§ **Exercise directions**:
Could you give the data below again, exactly and completely?

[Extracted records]

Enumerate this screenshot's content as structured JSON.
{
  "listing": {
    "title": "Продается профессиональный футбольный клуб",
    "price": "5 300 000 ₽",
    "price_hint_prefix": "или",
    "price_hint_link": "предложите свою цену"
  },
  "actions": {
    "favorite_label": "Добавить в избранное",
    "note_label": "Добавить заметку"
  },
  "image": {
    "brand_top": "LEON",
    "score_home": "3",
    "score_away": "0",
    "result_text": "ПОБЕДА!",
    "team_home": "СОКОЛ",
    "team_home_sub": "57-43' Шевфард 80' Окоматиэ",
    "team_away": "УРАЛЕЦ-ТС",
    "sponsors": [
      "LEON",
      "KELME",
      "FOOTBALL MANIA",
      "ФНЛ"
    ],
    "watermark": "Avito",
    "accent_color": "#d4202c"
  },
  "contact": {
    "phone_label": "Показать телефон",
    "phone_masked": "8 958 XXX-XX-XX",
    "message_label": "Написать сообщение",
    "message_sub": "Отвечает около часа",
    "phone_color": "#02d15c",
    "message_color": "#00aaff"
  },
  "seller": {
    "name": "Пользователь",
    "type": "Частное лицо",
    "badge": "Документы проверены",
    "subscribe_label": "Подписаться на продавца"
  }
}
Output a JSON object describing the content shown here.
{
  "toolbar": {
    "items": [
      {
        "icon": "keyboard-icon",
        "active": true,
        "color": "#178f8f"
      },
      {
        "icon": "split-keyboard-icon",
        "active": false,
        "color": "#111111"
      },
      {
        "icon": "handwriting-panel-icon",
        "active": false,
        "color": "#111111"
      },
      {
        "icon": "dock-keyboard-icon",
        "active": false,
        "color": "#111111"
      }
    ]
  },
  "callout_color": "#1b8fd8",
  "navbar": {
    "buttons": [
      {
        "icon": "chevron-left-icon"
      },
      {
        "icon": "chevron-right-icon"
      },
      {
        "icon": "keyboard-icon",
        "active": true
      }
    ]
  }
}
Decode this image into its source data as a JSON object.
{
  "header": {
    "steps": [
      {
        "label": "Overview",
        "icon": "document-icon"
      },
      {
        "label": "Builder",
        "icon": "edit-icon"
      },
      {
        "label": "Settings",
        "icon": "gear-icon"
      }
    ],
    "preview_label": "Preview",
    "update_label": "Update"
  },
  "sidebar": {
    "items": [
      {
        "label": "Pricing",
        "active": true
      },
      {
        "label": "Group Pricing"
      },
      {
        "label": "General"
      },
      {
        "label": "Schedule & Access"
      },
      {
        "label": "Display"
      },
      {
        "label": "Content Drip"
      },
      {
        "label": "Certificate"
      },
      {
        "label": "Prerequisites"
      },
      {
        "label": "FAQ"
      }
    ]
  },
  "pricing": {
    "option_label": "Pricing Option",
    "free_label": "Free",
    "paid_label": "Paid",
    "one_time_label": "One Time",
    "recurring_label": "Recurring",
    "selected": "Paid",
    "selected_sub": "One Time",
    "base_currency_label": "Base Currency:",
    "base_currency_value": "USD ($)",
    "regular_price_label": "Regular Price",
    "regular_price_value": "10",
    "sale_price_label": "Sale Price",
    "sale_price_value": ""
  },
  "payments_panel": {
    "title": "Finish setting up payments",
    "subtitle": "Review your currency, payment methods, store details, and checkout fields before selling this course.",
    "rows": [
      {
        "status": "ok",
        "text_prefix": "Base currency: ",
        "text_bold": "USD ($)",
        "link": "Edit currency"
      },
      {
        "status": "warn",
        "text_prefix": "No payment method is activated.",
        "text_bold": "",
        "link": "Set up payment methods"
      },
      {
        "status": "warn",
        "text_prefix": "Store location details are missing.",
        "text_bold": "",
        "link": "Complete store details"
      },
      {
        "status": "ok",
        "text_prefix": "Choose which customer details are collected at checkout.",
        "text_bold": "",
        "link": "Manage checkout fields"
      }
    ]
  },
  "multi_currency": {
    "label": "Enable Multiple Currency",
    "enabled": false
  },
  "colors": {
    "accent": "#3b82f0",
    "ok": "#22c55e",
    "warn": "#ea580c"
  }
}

§ **Completed exercise**:
Enumerate this screenshot's content as structured JSON.
{
  "listing": {
    "title": "Продается профессиональный футбольный клуб",
    "price": "5 300 000 ₽",
    "price_hint_prefix": "или",
    "price_hint_link": "предложите свою цену"
  },
  "actions": {
    "favorite_label": "Добавить в избранное",
    "note_label": "Добавить заметку"
  },
  "image": {
    "brand_top": "LEON",
    "score_home": "3",
    "score_away": "0",
    "result_text": "ПОБЕДА!",
    "team_home": "СОКОЛ",
    "team_home_sub": "57-43' Шевфард 80' Окоматиэ",
    "team_away": "УРАЛЕЦ-ТС",
    "sponsors": [
      "LEON",
      "KELME",
      "FOOTBALL MANIA",
      "ФНЛ"
    ],
    "watermark": "Avito",
    "accent_color": "#d4202c"
  },
  "contact": {
    "phone_label": "Показать телефон",
    "phone_masked": "8 958 XXX-XX-XX",
    "message_label": "Написать сообщение",
    "message_sub": "Отвечает около часа",
    "phone_color": "#02d15c",
    "message_color": "#00aaff"
  },
  "seller": {
    "name": "Пользователь",
    "type": "Частное лицо",
    "badge": "Документы проверены",
    "subscribe_label": "Подписаться на продавца"
  }
}
Output a JSON object describing the content shown here.
{
  "toolbar": {
    "items": [
      {
        "icon": "keyboard-icon",
        "active": true,
        "color": "#178f8f"
      },
      {
        "icon": "split-keyboard-icon",
        "active": false,
        "color": "#111111"
      },
      {
        "icon": "handwriting-panel-icon",
        "active": false,
        "color": "#111111"
      },
      {
        "icon": "dock-keyboard-icon",
        "active": false,
        "color": "#111111"
      }
    ]
  },
  "callout_color": "#1b8fd8",
  "navbar": {
    "buttons": [
      {
        "icon": "chevron-left-icon"
      },
      {
        "icon": "chevron-right-icon"
      },
      {
        "icon": "keyboard-icon",
        "active": true
      }
    ]
  }
}
Decode this image into its source data as a JSON object.
{
  "header": {
    "steps": [
      {
        "label": "Overview",
        "icon": "document-icon"
      },
      {
        "label": "Builder",
        "icon": "edit-icon"
      },
      {
        "label": "Settings",
        "icon": "gear-icon"
      }
    ],
    "preview_label": "Preview",
    "update_label": "Update"
  },
  "sidebar": {
    "items": [
      {
        "label": "Pricing",
        "active": true
      },
      {
        "label": "Group Pricing"
      },
      {
        "label": "General"
      },
      {
        "label": "Schedule & Access"
      },
      {
        "label": "Display"
      },
      {
        "label": "Content Drip"
      },
      {
        "label": "Certificate"
      },
      {
        "label": "Prerequisites"
      },
      {
        "label": "FAQ"
      }
    ]
  },
  "pricing": {
    "option_label": "Pricing Option",
    "free_label": "Free",
    "paid_label": "Paid",
    "one_time_label": "One Time",
    "recurring_label": "Recurring",
    "selected": "Paid",
    "selected_sub": "One Time",
    "base_currency_label": "Base Currency:",
    "base_currency_value": "USD ($)",
    "regular_price_label": "Regular Price",
    "regular_price_value": "10",
    "sale_price_label": "Sale Price",
    "sale_price_value": ""
  },
  "payments_panel": {
    "title": "Finish setting up payments",
    "subtitle": "Review your currency, payment methods, store details, and checkout fields before selling this course.",
    "rows": [
      {
        "status": "ok",
        "text_prefix": "Base currency: ",
        "text_bold": "USD ($)",
        "link": "Edit currency"
      },
      {
        "status": "warn",
        "text_prefix": "No payment method is activated.",
        "text_bold": "",
        "link": "Set up payment methods"
      },
      {
        "status": "warn",
        "text_prefix": "Store location details are missing.",
        "text_bold": "",
        "link": "Complete store details"
      },
      {
        "status": "ok",
        "text_prefix": "Choose which customer details are collected at checkout.",
        "text_bold": "",
        "link": "Manage checkout fields"
      }
    ]
  },
  "multi_currency": {
    "label": "Enable Multiple Currency",
    "enabled": false
  },
  "colors": {
    "accent": "#3b82f0",
    "ok": "#22c55e",
    "warn": "#ea580c"
  }
}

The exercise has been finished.